Copy out each line of the listing that has the word "Width" in it.

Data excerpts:
▶

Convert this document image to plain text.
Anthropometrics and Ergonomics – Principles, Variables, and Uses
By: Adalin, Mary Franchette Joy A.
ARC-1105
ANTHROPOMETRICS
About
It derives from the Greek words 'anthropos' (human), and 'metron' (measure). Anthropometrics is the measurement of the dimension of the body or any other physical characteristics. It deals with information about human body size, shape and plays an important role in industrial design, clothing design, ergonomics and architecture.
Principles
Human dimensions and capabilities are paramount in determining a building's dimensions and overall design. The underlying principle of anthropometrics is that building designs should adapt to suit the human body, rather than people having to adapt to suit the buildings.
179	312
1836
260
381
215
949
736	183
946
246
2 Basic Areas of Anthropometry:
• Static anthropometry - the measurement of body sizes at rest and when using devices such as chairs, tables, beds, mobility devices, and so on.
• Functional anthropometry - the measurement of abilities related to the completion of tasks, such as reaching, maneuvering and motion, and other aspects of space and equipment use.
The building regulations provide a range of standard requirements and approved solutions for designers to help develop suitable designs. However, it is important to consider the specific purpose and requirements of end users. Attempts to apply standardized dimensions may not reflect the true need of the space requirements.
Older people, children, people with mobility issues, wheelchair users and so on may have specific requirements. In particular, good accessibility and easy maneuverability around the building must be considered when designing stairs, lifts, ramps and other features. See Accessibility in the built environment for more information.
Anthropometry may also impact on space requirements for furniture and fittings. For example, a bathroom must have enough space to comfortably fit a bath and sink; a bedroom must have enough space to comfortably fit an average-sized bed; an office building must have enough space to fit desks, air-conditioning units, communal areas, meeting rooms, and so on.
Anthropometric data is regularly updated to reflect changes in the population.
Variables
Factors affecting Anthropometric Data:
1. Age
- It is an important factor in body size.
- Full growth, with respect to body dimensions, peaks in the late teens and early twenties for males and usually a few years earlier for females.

◀
▶

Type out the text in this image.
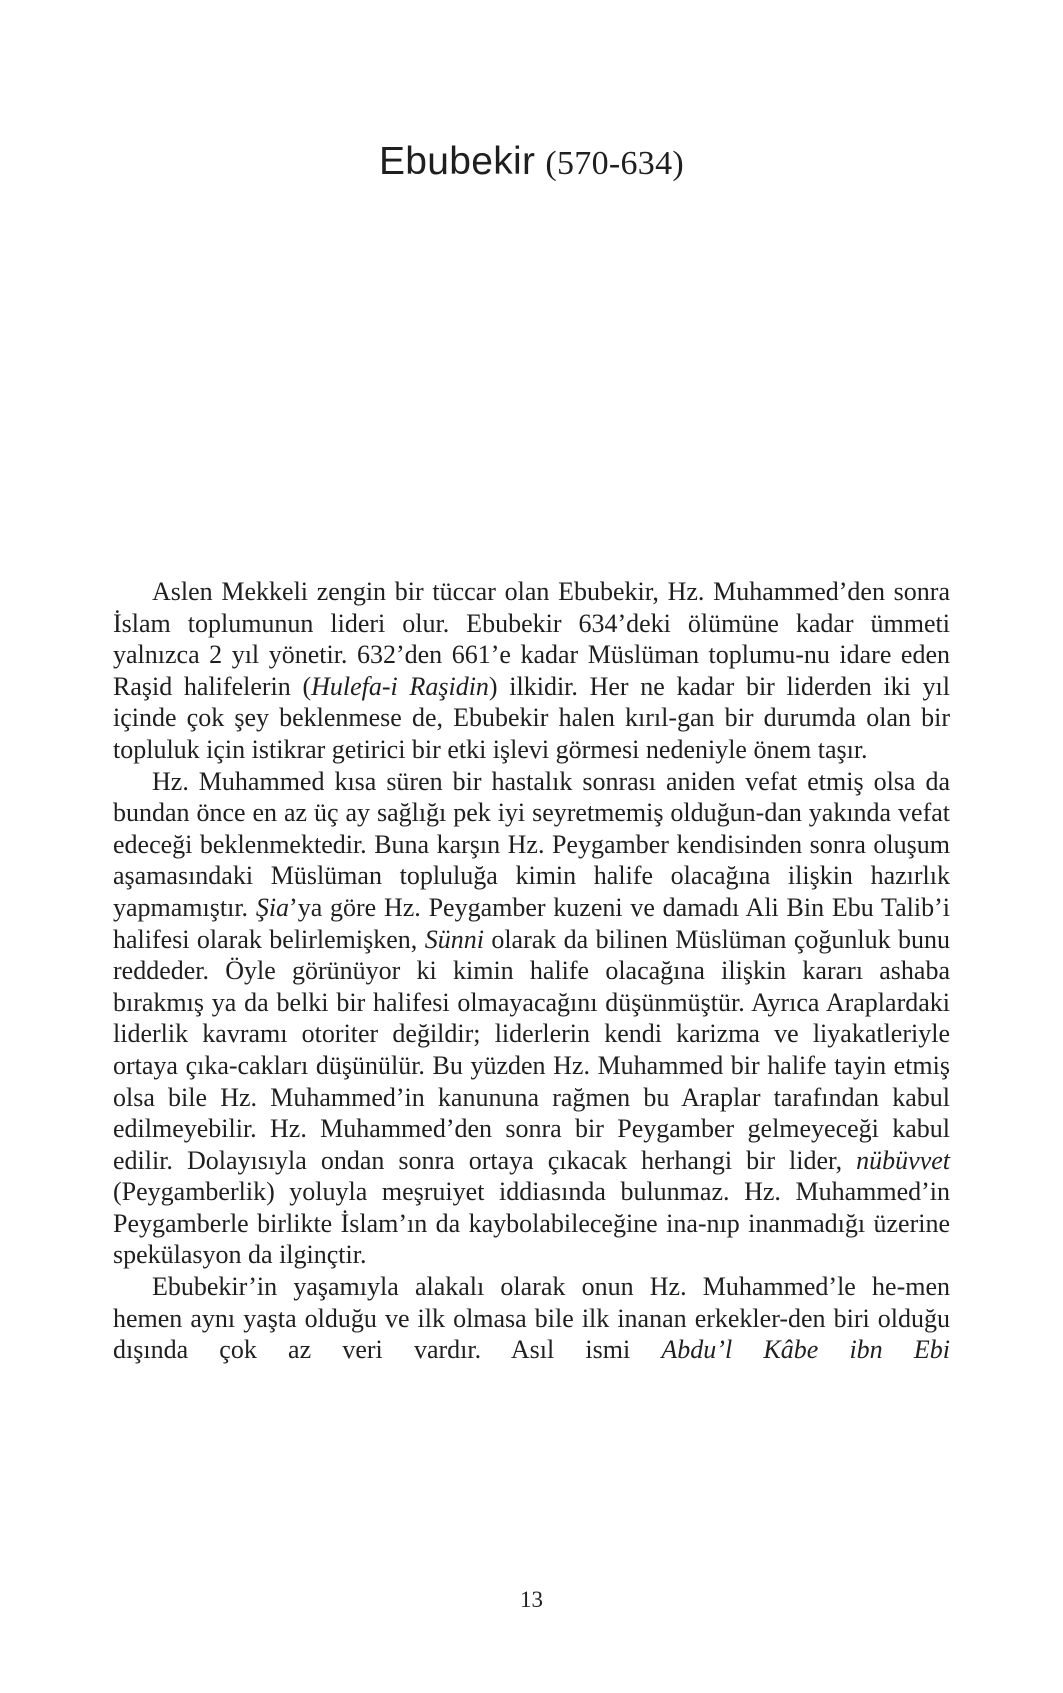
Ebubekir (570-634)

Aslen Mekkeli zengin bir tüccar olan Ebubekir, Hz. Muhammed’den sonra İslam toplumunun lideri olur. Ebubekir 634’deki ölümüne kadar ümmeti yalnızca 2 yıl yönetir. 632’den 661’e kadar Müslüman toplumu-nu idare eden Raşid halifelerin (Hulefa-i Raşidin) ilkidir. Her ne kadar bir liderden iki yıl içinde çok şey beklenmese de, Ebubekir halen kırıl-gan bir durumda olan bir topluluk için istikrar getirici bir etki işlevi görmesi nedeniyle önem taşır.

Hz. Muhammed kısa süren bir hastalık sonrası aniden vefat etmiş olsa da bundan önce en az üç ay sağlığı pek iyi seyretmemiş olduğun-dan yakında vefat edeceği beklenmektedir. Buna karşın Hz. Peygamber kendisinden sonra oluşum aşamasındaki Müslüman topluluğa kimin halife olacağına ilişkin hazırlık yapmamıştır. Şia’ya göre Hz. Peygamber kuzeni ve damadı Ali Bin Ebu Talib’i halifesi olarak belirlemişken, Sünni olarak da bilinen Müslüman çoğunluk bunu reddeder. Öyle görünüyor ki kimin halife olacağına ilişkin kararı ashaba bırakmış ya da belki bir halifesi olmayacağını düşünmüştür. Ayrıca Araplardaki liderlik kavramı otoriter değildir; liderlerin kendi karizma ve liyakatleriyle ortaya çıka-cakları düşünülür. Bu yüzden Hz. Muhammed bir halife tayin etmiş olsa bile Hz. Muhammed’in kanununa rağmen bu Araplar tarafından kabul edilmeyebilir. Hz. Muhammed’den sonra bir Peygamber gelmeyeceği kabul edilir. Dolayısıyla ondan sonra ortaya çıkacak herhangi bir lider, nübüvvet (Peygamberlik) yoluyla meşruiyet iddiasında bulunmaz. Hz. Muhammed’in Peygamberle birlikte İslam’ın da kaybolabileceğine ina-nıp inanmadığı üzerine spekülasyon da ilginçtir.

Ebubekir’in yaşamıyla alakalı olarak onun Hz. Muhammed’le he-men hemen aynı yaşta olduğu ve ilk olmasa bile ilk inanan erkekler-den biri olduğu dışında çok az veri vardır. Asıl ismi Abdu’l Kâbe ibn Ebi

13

◀
▶

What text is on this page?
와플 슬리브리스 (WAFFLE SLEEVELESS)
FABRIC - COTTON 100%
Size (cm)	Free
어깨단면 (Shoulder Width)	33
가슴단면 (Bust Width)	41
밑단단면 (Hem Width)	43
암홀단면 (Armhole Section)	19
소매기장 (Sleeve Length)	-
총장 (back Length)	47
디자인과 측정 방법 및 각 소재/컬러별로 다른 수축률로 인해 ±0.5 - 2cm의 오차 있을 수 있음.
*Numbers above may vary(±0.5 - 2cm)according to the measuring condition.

◀

◆ RESPONSE TO THE TASK ◆
어깨단면 (Shoulder Width)	33
가슴단면 (Bust Width)	41
밑단단면 (Hem Width)	43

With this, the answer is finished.